▶ _EXERCISE INPUTS_

----

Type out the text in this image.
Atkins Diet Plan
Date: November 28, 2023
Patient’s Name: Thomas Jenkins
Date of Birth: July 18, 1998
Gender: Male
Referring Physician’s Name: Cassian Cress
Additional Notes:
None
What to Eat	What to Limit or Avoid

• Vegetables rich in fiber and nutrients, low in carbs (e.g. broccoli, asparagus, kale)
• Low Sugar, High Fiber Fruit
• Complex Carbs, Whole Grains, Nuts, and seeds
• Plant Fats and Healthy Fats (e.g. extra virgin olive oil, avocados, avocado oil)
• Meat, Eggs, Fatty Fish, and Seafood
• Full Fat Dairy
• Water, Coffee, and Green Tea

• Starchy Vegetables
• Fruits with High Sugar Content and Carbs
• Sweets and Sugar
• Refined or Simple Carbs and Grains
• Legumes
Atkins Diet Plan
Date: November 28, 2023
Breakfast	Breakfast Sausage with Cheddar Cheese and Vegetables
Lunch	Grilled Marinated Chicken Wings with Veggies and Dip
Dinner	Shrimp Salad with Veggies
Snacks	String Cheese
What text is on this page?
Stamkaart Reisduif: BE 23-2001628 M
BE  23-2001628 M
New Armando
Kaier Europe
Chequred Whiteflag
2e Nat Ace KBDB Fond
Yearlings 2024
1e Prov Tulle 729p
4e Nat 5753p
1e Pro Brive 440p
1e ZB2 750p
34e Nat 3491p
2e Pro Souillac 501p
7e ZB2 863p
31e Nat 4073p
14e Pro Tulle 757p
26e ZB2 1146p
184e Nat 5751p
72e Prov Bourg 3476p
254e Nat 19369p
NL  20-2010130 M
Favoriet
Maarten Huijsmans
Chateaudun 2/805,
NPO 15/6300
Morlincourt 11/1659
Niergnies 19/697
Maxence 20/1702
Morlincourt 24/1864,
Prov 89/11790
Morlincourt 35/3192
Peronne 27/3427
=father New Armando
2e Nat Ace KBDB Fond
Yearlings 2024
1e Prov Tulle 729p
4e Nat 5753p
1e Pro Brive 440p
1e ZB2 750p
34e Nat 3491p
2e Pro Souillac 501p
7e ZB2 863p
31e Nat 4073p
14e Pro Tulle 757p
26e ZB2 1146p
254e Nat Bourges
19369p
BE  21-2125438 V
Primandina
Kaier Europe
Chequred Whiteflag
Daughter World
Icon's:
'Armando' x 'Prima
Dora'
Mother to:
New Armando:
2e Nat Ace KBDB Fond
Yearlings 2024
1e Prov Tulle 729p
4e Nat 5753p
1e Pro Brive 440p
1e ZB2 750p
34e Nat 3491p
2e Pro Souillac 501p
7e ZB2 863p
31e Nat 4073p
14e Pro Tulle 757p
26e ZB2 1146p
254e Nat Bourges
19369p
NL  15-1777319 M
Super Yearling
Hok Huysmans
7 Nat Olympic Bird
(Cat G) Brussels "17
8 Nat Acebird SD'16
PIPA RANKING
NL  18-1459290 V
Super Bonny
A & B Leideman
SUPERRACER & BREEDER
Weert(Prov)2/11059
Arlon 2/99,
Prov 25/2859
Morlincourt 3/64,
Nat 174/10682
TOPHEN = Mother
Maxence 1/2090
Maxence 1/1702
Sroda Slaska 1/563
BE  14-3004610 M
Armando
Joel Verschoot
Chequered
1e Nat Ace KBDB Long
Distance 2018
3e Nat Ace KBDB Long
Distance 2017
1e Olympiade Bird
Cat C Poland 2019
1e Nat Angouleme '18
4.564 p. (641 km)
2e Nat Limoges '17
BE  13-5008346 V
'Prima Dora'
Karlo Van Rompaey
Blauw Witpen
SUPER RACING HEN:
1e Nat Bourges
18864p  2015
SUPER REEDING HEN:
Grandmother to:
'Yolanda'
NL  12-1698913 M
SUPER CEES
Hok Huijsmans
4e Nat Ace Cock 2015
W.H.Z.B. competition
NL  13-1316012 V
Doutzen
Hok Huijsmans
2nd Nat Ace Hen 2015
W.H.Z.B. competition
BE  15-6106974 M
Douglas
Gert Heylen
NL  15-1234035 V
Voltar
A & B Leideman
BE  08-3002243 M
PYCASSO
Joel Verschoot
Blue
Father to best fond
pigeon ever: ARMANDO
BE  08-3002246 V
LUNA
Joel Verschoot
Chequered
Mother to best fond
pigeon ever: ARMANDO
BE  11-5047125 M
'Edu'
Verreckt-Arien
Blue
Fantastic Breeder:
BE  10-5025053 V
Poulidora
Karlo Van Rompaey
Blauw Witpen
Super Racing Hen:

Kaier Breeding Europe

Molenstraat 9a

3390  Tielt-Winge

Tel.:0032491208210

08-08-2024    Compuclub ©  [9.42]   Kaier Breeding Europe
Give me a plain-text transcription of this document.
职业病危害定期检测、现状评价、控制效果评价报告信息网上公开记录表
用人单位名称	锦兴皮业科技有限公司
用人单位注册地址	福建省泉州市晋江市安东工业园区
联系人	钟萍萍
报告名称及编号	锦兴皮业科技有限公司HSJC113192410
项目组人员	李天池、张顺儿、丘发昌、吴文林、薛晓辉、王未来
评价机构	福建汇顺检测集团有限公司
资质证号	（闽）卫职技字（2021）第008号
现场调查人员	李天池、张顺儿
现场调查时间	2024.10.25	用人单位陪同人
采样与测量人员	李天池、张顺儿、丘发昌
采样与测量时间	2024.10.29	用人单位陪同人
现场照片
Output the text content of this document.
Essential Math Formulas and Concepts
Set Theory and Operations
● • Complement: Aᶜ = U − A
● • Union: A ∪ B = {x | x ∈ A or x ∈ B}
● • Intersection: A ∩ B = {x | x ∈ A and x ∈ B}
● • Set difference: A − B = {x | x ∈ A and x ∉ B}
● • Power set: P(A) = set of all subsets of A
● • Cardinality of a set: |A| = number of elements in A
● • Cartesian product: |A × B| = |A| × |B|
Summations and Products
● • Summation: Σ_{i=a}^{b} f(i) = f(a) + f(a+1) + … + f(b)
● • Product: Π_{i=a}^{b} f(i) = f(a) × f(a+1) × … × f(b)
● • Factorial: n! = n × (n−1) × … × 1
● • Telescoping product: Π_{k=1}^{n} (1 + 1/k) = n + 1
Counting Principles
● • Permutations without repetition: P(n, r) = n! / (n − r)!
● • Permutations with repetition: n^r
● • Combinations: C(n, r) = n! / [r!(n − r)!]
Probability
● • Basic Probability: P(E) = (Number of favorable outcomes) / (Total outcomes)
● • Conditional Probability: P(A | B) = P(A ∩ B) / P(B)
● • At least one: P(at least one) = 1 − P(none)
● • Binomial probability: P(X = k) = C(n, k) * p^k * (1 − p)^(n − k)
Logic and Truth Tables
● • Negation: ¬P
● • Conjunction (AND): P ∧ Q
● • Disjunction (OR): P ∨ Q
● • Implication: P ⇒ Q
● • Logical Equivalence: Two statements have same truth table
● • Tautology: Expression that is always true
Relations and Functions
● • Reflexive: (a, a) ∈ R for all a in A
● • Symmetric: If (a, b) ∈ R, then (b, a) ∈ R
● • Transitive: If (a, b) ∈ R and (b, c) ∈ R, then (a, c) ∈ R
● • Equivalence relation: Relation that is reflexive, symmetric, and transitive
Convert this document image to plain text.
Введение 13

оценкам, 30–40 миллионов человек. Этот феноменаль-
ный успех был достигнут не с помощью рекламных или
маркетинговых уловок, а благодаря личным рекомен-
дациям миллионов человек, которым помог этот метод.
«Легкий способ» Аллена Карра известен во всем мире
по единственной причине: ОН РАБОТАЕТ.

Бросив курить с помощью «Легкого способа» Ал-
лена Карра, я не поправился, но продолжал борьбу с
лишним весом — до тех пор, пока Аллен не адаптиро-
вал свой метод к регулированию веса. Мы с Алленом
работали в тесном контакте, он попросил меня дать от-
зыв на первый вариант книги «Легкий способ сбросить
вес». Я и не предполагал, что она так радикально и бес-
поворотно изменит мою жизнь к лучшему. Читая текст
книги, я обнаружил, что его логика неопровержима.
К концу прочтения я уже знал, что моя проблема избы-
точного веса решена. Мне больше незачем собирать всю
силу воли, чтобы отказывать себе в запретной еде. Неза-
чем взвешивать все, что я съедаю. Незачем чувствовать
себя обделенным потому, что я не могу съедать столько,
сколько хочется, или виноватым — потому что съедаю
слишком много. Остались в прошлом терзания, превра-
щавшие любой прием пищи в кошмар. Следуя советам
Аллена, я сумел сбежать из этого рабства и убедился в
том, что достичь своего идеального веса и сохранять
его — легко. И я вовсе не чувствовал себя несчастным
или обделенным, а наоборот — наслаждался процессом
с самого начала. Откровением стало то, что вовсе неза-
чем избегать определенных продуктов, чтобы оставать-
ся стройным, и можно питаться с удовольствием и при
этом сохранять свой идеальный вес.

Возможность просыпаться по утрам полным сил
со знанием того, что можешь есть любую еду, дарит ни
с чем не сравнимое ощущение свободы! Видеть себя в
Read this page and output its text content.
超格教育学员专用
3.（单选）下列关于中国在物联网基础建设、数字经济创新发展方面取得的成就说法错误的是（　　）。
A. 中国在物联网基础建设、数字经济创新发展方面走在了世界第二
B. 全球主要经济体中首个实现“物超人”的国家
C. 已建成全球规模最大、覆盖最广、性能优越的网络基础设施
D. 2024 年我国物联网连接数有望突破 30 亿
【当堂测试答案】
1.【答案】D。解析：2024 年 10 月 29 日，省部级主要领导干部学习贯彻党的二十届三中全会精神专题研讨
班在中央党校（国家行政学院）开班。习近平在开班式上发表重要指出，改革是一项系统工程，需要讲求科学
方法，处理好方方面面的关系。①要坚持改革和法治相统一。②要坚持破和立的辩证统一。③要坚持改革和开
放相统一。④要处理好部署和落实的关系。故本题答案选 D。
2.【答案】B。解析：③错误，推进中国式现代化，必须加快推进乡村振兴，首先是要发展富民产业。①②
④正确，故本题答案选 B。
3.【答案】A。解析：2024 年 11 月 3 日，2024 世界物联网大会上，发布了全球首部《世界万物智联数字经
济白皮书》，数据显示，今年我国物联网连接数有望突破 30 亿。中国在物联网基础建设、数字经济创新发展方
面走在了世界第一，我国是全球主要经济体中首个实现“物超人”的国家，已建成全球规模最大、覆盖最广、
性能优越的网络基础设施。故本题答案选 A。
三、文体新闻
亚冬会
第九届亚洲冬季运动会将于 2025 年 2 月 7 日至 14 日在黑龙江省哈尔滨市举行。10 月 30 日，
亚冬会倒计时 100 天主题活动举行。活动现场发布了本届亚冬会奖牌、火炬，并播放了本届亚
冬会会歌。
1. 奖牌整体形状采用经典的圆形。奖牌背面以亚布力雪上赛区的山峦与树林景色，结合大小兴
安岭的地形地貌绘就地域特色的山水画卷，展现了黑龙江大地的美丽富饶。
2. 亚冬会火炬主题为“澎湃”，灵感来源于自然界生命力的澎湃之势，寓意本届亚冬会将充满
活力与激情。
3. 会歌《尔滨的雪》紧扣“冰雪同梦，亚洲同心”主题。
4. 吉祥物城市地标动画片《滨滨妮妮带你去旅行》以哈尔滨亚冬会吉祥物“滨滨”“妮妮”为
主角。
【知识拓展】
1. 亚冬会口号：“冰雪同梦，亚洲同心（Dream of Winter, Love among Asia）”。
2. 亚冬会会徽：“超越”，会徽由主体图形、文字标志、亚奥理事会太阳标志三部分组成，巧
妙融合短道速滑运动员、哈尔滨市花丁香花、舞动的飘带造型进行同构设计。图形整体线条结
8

----

▶ _WHAT YOU SHOULD DO_
How many of these lines contain "Permutations"? Write only the number.

▶ _EXERCISE RESPONSE_
2